## Stored dataset items
#####
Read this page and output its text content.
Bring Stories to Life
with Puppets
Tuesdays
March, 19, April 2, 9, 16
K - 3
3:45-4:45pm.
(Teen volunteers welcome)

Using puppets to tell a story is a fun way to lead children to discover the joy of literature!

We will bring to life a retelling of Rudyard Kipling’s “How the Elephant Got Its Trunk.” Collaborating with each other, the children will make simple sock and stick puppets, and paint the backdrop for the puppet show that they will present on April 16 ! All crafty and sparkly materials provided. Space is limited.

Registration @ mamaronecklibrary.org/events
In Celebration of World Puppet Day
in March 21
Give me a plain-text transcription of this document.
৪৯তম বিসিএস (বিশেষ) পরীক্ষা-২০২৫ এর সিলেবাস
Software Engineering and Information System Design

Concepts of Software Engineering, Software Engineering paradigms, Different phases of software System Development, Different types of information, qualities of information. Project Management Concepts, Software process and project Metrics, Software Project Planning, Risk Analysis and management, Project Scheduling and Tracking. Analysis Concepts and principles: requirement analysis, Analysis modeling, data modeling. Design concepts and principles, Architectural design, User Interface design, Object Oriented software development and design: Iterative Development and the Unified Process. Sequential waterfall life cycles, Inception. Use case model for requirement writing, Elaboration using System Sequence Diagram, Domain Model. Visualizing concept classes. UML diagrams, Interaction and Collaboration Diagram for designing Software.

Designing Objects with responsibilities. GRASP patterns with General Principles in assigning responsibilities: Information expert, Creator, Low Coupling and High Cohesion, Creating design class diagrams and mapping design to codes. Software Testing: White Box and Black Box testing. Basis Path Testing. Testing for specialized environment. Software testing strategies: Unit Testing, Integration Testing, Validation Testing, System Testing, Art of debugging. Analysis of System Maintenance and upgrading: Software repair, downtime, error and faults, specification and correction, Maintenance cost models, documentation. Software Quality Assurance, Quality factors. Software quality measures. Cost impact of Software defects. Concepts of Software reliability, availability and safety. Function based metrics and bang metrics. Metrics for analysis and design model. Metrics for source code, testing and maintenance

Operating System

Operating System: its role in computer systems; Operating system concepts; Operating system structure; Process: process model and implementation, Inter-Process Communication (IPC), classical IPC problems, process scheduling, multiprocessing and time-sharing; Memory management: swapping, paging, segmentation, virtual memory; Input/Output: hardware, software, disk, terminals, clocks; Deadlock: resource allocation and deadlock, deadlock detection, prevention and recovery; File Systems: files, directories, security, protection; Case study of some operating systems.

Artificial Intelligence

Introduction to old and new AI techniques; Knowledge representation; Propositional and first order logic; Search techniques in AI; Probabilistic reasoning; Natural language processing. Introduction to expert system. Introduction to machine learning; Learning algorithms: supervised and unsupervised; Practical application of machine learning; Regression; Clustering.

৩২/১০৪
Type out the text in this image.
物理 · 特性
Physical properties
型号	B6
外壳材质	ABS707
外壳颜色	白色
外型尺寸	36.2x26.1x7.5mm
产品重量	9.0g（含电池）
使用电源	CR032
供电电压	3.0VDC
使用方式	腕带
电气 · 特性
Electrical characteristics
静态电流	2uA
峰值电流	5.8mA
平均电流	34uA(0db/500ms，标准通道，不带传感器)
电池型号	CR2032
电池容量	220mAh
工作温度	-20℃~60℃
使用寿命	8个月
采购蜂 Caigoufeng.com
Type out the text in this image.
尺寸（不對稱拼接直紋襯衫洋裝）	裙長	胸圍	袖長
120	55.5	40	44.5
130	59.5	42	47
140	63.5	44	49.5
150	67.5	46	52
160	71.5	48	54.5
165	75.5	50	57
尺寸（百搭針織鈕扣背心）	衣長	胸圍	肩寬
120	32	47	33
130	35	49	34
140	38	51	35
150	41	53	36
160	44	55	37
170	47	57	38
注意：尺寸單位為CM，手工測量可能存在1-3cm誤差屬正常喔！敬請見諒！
#####
## WORK TO COMPLETE
Word for word, extract all the records.

## RESPONSE TO THE EXERCISE
Read this page and output its text content.
Bring Stories to Life
with Puppets
Tuesdays
March, 19, April 2, 9, 16
K - 3
3:45-4:45pm.
(Teen volunteers welcome)

Using puppets to tell a story is a fun way to lead children to discover the joy of literature!

We will bring to life a retelling of Rudyard Kipling’s “How the Elephant Got Its Trunk.” Collaborating with each other, the children will make simple sock and stick puppets, and paint the backdrop for the puppet show that they will present on April 16 ! All crafty and sparkly materials provided. Space is limited.

Registration @ mamaronecklibrary.org/events
In Celebration of World Puppet Day
in March 21
Give me a plain-text transcription of this document.
৪৯তম বিসিএস (বিশেষ) পরীক্ষা-২০২৫ এর সিলেবাস
Software Engineering and Information System Design

Concepts of Software Engineering, Software Engineering paradigms, Different phases of software System Development, Different types of information, qualities of information. Project Management Concepts, Software process and project Metrics, Software Project Planning, Risk Analysis and management, Project Scheduling and Tracking. Analysis Concepts and principles: requirement analysis, Analysis modeling, data modeling. Design concepts and principles, Architectural design, User Interface design, Object Oriented software development and design: Iterative Development and the Unified Process. Sequential waterfall life cycles, Inception. Use case model for requirement writing, Elaboration using System Sequence Diagram, Domain Model. Visualizing concept classes. UML diagrams, Interaction and Collaboration Diagram for designing Software.

Designing Objects with responsibilities. GRASP patterns with General Principles in assigning responsibilities: Information expert, Creator, Low Coupling and High Cohesion, Creating design class diagrams and mapping design to codes. Software Testing: White Box and Black Box testing. Basis Path Testing. Testing for specialized environment. Software testing strategies: Unit Testing, Integration Testing, Validation Testing, System Testing, Art of debugging. Analysis of System Maintenance and upgrading: Software repair, downtime, error and faults, specification and correction, Maintenance cost models, documentation. Software Quality Assurance, Quality factors. Software quality measures. Cost impact of Software defects. Concepts of Software reliability, availability and safety. Function based metrics and bang metrics. Metrics for analysis and design model. Metrics for source code, testing and maintenance

Operating System

Operating System: its role in computer systems; Operating system concepts; Operating system structure; Process: process model and implementation, Inter-Process Communication (IPC), classical IPC problems, process scheduling, multiprocessing and time-sharing; Memory management: swapping, paging, segmentation, virtual memory; Input/Output: hardware, software, disk, terminals, clocks; Deadlock: resource allocation and deadlock, deadlock detection, prevention and recovery; File Systems: files, directories, security, protection; Case study of some operating systems.

Artificial Intelligence

Introduction to old and new AI techniques; Knowledge representation; Propositional and first order logic; Search techniques in AI; Probabilistic reasoning; Natural language processing. Introduction to expert system. Introduction to machine learning; Learning algorithms: supervised and unsupervised; Practical application of machine learning; Regression; Clustering.

৩২/১০৪
Type out the text in this image.
物理 · 特性
Physical properties
型号	B6
外壳材质	ABS707
外壳颜色	白色
外型尺寸	36.2x26.1x7.5mm
产品重量	9.0g（含电池）
使用电源	CR032
供电电压	3.0VDC
使用方式	腕带
电气 · 特性
Electrical characteristics
静态电流	2uA
峰值电流	5.8mA
平均电流	34uA(0db/500ms，标准通道，不带传感器)
电池型号	CR2032
电池容量	220mAh
工作温度	-20℃~60℃
使用寿命	8个月
采购蜂 Caigoufeng.com
Type out the text in this image.
尺寸（不對稱拼接直紋襯衫洋裝）	裙長	胸圍	袖長
120	55.5	40	44.5
130	59.5	42	47
140	63.5	44	49.5
150	67.5	46	52
160	71.5	48	54.5
165	75.5	50	57
尺寸（百搭針織鈕扣背心）	衣長	胸圍	肩寬
120	32	47	33
130	35	49	34
140	38	51	35
150	41	53	36
160	44	55	37
170	47	57	38
注意：尺寸單位為CM，手工測量可能存在1-3cm誤差屬正常喔！敬請見諒！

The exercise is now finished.